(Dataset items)

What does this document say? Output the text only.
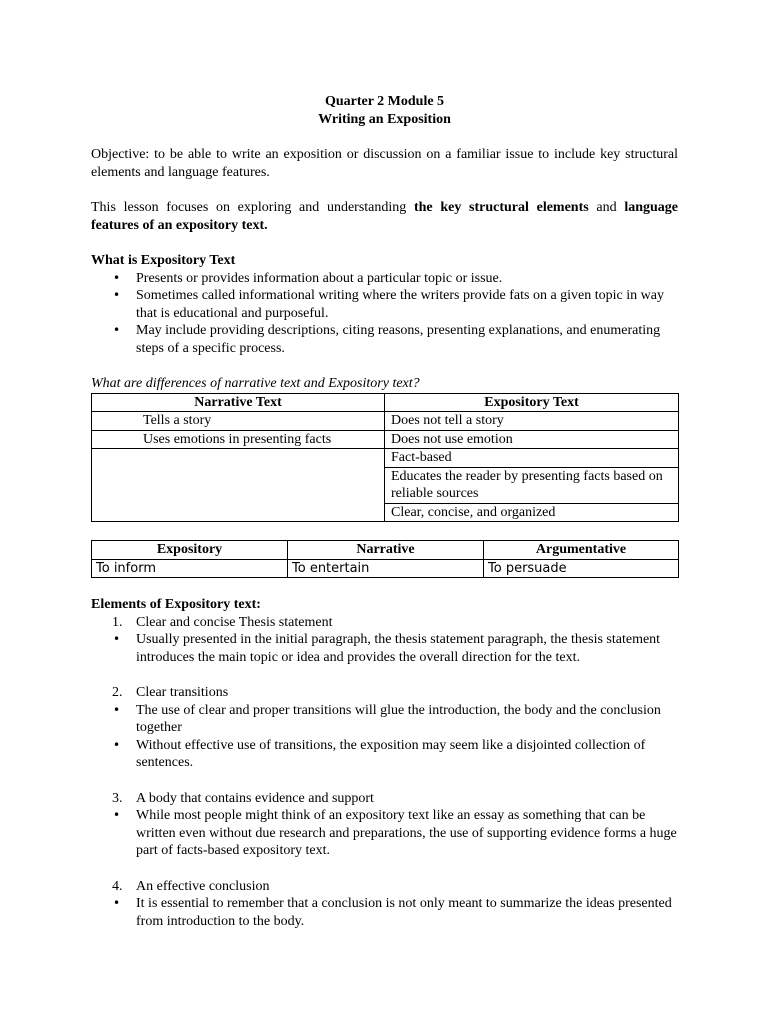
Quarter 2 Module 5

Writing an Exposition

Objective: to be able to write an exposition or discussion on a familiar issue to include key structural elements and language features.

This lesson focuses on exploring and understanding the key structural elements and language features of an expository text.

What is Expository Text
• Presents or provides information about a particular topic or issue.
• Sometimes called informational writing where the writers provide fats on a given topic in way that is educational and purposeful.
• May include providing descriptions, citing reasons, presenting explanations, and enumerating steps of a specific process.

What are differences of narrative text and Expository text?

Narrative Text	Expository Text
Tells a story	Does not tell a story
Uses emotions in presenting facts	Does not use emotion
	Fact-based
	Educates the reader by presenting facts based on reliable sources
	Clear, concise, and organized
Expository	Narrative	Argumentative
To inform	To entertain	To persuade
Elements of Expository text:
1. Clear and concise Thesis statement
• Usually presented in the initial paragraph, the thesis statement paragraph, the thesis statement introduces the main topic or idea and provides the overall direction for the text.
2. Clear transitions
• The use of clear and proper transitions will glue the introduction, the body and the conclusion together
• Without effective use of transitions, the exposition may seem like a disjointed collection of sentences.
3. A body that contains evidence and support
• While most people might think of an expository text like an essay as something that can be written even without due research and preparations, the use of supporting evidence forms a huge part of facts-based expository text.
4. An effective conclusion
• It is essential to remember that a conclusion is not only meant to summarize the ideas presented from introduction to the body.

**Given instruction**
Filter the records above for "include" and copy every matching line.

**Solution to this task**
Objective: to be able to write an exposition or discussion on a familiar issue to include key structural elements and language features.
• May include providing descriptions, citing reasons, presenting explanations, and enumerating steps of a specific process.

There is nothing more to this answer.